** START OF Data shown **
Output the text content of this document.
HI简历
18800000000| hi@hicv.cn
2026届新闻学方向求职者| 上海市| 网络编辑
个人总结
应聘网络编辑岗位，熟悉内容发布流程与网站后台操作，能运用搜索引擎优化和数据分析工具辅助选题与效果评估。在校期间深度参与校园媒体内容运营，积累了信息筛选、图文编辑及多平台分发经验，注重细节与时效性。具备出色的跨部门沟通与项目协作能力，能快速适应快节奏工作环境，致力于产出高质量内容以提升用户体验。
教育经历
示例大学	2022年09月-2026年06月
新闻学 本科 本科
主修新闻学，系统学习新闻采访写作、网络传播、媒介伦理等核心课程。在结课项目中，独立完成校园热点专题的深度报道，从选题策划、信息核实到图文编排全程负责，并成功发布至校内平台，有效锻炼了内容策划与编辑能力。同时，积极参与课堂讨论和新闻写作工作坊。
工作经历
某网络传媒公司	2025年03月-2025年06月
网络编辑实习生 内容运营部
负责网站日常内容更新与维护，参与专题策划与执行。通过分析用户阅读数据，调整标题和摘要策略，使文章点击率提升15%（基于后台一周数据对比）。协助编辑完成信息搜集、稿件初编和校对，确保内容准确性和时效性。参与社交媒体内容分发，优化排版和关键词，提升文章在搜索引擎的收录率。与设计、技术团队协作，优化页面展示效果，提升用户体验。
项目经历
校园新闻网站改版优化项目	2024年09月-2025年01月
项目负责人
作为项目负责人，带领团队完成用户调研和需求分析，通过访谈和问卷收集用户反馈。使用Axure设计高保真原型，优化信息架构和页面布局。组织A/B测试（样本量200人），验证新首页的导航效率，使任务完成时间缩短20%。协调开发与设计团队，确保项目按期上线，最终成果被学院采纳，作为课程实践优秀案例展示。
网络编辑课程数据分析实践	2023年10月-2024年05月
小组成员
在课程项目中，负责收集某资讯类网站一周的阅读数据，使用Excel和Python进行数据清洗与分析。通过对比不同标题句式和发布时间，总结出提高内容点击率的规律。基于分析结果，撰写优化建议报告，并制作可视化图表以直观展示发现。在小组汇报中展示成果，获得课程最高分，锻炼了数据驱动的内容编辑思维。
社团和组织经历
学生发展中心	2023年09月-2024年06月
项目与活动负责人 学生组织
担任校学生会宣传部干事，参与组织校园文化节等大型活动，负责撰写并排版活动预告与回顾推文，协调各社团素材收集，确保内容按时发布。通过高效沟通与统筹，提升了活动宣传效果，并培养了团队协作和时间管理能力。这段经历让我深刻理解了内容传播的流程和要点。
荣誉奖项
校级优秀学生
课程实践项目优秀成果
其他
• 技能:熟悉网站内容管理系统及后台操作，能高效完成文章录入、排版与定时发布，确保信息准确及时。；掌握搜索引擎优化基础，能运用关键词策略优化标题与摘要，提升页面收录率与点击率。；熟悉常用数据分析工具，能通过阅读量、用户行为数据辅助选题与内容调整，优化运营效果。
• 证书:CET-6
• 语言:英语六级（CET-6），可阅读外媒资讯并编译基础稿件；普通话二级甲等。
** END OF Data shown **
# The problem
Repeat the material word for word, in full.

# Correct result
Output the text content of this document.
HI简历
18800000000| hi@hicv.cn
2026届新闻学方向求职者| 上海市| 网络编辑
个人总结
应聘网络编辑岗位，熟悉内容发布流程与网站后台操作，能运用搜索引擎优化和数据分析工具辅助选题与效果评估。在校期间深度参与校园媒体内容运营，积累了信息筛选、图文编辑及多平台分发经验，注重细节与时效性。具备出色的跨部门沟通与项目协作能力，能快速适应快节奏工作环境，致力于产出高质量内容以提升用户体验。
教育经历
示例大学	2022年09月-2026年06月
新闻学 本科 本科
主修新闻学，系统学习新闻采访写作、网络传播、媒介伦理等核心课程。在结课项目中，独立完成校园热点专题的深度报道，从选题策划、信息核实到图文编排全程负责，并成功发布至校内平台，有效锻炼了内容策划与编辑能力。同时，积极参与课堂讨论和新闻写作工作坊。
工作经历
某网络传媒公司	2025年03月-2025年06月
网络编辑实习生 内容运营部
负责网站日常内容更新与维护，参与专题策划与执行。通过分析用户阅读数据，调整标题和摘要策略，使文章点击率提升15%（基于后台一周数据对比）。协助编辑完成信息搜集、稿件初编和校对，确保内容准确性和时效性。参与社交媒体内容分发，优化排版和关键词，提升文章在搜索引擎的收录率。与设计、技术团队协作，优化页面展示效果，提升用户体验。
项目经历
校园新闻网站改版优化项目	2024年09月-2025年01月
项目负责人
作为项目负责人，带领团队完成用户调研和需求分析，通过访谈和问卷收集用户反馈。使用Axure设计高保真原型，优化信息架构和页面布局。组织A/B测试（样本量200人），验证新首页的导航效率，使任务完成时间缩短20%。协调开发与设计团队，确保项目按期上线，最终成果被学院采纳，作为课程实践优秀案例展示。
网络编辑课程数据分析实践	2023年10月-2024年05月
小组成员
在课程项目中，负责收集某资讯类网站一周的阅读数据，使用Excel和Python进行数据清洗与分析。通过对比不同标题句式和发布时间，总结出提高内容点击率的规律。基于分析结果，撰写优化建议报告，并制作可视化图表以直观展示发现。在小组汇报中展示成果，获得课程最高分，锻炼了数据驱动的内容编辑思维。
社团和组织经历
学生发展中心	2023年09月-2024年06月
项目与活动负责人 学生组织
担任校学生会宣传部干事，参与组织校园文化节等大型活动，负责撰写并排版活动预告与回顾推文，协调各社团素材收集，确保内容按时发布。通过高效沟通与统筹，提升了活动宣传效果，并培养了团队协作和时间管理能力。这段经历让我深刻理解了内容传播的流程和要点。
荣誉奖项
校级优秀学生
课程实践项目优秀成果
其他
• 技能:熟悉网站内容管理系统及后台操作，能高效完成文章录入、排版与定时发布，确保信息准确及时。；掌握搜索引擎优化基础，能运用关键词策略优化标题与摘要，提升页面收录率与点击率。；熟悉常用数据分析工具，能通过阅读量、用户行为数据辅助选题与内容调整，优化运营效果。
• 证书:CET-6
• 语言:英语六级（CET-6），可阅读外媒资讯并编译基础稿件；普通话二级甲等。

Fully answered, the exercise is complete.